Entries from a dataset
++++++++++
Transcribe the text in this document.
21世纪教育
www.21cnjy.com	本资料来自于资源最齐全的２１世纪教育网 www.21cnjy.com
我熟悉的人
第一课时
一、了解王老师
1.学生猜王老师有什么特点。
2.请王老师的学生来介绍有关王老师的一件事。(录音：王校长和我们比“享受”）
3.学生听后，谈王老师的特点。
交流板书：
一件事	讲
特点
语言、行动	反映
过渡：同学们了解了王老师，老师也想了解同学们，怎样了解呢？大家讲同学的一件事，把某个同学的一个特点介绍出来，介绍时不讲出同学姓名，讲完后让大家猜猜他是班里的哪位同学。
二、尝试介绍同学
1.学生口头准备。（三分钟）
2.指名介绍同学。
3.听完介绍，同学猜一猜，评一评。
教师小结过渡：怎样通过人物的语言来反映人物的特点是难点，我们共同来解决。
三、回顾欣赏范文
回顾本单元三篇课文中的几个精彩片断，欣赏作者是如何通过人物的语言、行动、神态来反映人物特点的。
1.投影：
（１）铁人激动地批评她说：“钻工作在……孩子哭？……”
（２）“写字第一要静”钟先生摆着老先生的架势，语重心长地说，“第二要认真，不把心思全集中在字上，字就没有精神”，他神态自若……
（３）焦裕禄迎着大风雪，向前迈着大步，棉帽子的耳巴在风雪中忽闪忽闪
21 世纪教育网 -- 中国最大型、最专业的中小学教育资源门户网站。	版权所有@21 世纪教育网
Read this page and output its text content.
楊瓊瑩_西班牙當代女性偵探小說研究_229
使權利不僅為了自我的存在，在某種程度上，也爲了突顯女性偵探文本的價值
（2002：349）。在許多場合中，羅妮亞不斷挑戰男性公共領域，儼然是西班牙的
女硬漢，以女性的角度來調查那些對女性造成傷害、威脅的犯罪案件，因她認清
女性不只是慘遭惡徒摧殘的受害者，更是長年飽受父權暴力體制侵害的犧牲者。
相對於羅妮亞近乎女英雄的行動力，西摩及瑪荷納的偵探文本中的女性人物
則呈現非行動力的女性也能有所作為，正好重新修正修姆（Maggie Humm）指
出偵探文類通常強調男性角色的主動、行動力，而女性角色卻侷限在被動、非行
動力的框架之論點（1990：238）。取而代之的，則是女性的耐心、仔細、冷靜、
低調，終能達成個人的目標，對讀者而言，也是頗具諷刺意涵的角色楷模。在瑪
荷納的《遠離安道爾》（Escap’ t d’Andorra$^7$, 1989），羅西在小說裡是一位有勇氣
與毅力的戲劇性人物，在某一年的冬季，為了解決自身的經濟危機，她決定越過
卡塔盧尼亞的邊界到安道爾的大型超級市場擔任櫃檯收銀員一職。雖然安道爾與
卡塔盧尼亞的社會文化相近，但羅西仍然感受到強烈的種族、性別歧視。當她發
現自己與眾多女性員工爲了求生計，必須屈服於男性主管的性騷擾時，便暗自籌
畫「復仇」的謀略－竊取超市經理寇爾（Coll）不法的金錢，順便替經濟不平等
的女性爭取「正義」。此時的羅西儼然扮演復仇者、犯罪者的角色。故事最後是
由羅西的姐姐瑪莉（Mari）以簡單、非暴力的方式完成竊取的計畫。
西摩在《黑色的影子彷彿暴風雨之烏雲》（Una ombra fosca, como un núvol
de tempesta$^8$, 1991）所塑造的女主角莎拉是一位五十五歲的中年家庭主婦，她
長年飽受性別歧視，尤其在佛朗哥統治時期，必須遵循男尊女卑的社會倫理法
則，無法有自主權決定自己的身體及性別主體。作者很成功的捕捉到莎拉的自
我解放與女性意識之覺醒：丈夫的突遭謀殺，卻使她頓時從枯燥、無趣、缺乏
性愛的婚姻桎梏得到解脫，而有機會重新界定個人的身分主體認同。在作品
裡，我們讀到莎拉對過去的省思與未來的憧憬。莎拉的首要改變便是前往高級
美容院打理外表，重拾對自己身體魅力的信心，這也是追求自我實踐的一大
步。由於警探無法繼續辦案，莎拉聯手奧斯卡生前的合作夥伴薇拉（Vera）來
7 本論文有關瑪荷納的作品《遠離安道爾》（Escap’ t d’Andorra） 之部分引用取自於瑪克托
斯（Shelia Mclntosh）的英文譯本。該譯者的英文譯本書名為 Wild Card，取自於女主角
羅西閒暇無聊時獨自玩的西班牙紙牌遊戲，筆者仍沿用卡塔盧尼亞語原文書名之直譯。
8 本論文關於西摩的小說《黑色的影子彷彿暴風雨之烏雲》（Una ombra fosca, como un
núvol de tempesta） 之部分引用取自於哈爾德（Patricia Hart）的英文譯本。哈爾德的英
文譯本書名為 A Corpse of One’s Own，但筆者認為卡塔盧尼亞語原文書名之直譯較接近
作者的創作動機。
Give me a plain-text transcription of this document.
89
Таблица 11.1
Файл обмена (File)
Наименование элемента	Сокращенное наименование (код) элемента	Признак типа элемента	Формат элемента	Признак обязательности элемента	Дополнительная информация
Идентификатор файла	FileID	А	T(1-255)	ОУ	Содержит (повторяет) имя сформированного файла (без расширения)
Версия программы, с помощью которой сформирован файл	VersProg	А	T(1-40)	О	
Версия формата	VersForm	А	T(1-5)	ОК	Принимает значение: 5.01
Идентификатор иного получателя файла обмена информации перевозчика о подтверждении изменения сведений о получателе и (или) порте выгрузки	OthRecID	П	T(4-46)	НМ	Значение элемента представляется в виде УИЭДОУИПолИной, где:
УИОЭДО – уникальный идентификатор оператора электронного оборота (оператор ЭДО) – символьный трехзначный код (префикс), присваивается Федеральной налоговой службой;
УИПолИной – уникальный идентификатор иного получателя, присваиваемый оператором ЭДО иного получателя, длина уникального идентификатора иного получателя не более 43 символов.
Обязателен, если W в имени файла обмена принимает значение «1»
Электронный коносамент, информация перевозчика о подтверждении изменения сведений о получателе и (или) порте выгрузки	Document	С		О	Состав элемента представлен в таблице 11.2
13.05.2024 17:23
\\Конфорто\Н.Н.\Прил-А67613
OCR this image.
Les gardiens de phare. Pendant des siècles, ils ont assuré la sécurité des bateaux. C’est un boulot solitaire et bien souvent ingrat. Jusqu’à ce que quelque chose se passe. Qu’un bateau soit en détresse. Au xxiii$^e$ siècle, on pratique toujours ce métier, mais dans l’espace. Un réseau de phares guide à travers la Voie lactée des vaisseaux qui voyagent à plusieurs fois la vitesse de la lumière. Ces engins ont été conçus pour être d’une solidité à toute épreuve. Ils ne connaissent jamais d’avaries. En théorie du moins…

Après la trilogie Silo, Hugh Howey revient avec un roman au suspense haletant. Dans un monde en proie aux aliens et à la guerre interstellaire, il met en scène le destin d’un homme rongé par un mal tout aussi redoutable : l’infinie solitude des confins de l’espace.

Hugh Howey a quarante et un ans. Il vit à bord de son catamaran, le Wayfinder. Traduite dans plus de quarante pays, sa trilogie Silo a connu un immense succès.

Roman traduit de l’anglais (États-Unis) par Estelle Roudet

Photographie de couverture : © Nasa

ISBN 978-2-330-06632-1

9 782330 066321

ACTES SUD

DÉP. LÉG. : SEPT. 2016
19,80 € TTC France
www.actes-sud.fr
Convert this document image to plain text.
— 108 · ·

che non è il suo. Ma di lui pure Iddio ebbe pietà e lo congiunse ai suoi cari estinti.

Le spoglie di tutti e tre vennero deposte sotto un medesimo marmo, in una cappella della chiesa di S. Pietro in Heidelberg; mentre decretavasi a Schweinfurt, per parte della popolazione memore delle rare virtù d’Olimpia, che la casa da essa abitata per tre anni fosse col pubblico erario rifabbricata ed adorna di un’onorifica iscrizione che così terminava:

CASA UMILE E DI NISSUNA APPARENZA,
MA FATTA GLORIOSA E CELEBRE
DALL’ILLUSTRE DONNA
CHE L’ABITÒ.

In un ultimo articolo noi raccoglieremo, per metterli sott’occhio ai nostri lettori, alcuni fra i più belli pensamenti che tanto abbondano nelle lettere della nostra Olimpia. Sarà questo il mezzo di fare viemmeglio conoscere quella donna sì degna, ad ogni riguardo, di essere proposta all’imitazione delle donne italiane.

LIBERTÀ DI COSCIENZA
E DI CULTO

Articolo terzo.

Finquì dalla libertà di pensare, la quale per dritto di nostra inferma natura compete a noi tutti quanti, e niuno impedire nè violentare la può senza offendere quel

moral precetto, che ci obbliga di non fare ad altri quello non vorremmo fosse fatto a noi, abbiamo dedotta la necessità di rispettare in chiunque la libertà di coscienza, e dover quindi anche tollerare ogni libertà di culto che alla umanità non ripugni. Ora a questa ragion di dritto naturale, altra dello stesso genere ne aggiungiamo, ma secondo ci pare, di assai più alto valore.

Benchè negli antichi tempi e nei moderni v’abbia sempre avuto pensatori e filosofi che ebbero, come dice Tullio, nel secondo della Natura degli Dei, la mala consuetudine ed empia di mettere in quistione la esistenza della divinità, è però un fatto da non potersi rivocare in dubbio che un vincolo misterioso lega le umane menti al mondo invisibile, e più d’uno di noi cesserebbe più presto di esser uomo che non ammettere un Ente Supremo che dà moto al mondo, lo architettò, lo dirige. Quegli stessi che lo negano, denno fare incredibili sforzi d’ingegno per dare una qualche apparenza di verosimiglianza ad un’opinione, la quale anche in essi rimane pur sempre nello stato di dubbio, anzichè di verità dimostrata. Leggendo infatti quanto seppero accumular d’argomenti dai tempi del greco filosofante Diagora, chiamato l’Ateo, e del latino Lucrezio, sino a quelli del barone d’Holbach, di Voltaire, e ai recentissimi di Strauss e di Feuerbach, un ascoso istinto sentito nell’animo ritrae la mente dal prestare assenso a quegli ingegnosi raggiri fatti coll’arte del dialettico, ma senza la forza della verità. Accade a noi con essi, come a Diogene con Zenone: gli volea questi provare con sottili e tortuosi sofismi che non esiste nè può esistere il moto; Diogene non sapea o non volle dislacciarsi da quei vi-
++++++++++
_What you will do_
Find each line in the records holding the string "изменения" and show it.

_Written answer_
Идентификатор иного получателя файла обмена информации перевозчика о подтверждении изменения сведений о получателе и (или) порте выгрузки	OthRecID	П	T(4-46)	НМ	Значение элемента представляется в виде УИЭДОУИПолИной, где:
Электронный коносамент, информация перевозчика о подтверждении изменения сведений о получателе и (или) порте выгрузки	Document	С		О	Состав элемента представлен в таблице 11.2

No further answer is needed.